Records contained in a dataset:
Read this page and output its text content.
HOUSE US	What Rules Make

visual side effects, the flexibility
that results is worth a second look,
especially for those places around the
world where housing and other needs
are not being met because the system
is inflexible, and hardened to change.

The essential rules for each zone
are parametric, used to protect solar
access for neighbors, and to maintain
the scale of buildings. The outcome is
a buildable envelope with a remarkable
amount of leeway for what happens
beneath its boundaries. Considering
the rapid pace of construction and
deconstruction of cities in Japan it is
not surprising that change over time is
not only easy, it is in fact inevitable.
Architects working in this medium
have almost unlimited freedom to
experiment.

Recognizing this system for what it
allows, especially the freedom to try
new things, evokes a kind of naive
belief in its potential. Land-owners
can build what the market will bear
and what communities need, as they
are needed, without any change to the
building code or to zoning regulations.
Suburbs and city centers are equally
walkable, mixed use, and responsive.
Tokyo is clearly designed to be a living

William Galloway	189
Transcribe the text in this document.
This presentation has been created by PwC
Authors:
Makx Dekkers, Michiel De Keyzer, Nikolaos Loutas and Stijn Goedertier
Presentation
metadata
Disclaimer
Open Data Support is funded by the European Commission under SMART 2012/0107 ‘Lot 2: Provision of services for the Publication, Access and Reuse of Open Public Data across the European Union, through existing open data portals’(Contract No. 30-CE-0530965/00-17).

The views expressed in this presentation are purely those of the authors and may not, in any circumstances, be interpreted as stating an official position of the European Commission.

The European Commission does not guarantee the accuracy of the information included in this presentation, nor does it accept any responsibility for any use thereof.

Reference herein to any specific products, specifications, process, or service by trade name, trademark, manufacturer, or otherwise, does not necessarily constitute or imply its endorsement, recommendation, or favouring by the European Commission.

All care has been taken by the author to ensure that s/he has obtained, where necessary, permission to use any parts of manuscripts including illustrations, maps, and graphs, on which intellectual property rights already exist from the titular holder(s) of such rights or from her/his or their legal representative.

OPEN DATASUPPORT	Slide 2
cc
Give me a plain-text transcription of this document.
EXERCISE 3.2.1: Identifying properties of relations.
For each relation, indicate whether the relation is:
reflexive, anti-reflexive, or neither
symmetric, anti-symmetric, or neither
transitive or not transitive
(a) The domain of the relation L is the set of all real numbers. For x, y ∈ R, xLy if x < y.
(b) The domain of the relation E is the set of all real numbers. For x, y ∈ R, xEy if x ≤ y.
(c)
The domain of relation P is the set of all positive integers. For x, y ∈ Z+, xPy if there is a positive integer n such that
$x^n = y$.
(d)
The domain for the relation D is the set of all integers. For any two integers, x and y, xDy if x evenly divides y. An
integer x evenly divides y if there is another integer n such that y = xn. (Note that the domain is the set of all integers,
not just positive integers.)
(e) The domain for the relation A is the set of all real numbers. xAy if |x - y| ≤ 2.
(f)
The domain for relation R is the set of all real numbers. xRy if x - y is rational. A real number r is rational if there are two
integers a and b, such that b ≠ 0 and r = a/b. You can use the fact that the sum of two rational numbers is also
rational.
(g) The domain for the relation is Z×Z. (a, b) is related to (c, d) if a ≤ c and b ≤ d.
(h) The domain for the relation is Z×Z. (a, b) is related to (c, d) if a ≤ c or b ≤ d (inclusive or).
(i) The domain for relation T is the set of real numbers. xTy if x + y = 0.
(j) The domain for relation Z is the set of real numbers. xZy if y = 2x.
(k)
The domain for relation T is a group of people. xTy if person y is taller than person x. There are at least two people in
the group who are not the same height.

# [Challenge]
Every entry needs to be retyped exactly.

# [Expected output]
Read this page and output its text content.
HOUSE US	What Rules Make

visual side effects, the flexibility
that results is worth a second look,
especially for those places around the
world where housing and other needs
are not being met because the system
is inflexible, and hardened to change.

The essential rules for each zone
are parametric, used to protect solar
access for neighbors, and to maintain
the scale of buildings. The outcome is
a buildable envelope with a remarkable
amount of leeway for what happens
beneath its boundaries. Considering
the rapid pace of construction and
deconstruction of cities in Japan it is
not surprising that change over time is
not only easy, it is in fact inevitable.
Architects working in this medium
have almost unlimited freedom to
experiment.

Recognizing this system for what it
allows, especially the freedom to try
new things, evokes a kind of naive
belief in its potential. Land-owners
can build what the market will bear
and what communities need, as they
are needed, without any change to the
building code or to zoning regulations.
Suburbs and city centers are equally
walkable, mixed use, and responsive.
Tokyo is clearly designed to be a living

William Galloway	189
Transcribe the text in this document.
This presentation has been created by PwC
Authors:
Makx Dekkers, Michiel De Keyzer, Nikolaos Loutas and Stijn Goedertier
Presentation
metadata
Disclaimer
Open Data Support is funded by the European Commission under SMART 2012/0107 ‘Lot 2: Provision of services for the Publication, Access and Reuse of Open Public Data across the European Union, through existing open data portals’(Contract No. 30-CE-0530965/00-17).

The views expressed in this presentation are purely those of the authors and may not, in any circumstances, be interpreted as stating an official position of the European Commission.

The European Commission does not guarantee the accuracy of the information included in this presentation, nor does it accept any responsibility for any use thereof.

Reference herein to any specific products, specifications, process, or service by trade name, trademark, manufacturer, or otherwise, does not necessarily constitute or imply its endorsement, recommendation, or favouring by the European Commission.

All care has been taken by the author to ensure that s/he has obtained, where necessary, permission to use any parts of manuscripts including illustrations, maps, and graphs, on which intellectual property rights already exist from the titular holder(s) of such rights or from her/his or their legal representative.

OPEN DATASUPPORT	Slide 2
cc
Give me a plain-text transcription of this document.
EXERCISE 3.2.1: Identifying properties of relations.
For each relation, indicate whether the relation is:
reflexive, anti-reflexive, or neither
symmetric, anti-symmetric, or neither
transitive or not transitive
(a) The domain of the relation L is the set of all real numbers. For x, y ∈ R, xLy if x < y.
(b) The domain of the relation E is the set of all real numbers. For x, y ∈ R, xEy if x ≤ y.
(c)
The domain of relation P is the set of all positive integers. For x, y ∈ Z+, xPy if there is a positive integer n such that
$x^n = y$.
(d)
The domain for the relation D is the set of all integers. For any two integers, x and y, xDy if x evenly divides y. An
integer x evenly divides y if there is another integer n such that y = xn. (Note that the domain is the set of all integers,
not just positive integers.)
(e) The domain for the relation A is the set of all real numbers. xAy if |x - y| ≤ 2.
(f)
The domain for relation R is the set of all real numbers. xRy if x - y is rational. A real number r is rational if there are two
integers a and b, such that b ≠ 0 and r = a/b. You can use the fact that the sum of two rational numbers is also
rational.
(g) The domain for the relation is Z×Z. (a, b) is related to (c, d) if a ≤ c and b ≤ d.
(h) The domain for the relation is Z×Z. (a, b) is related to (c, d) if a ≤ c or b ≤ d (inclusive or).
(i) The domain for relation T is the set of real numbers. xTy if x + y = 0.
(j) The domain for relation Z is the set of real numbers. xZy if y = 2x.
(k)
The domain for relation T is a group of people. xTy if person y is taller than person x. There are at least two people in
the group who are not the same height.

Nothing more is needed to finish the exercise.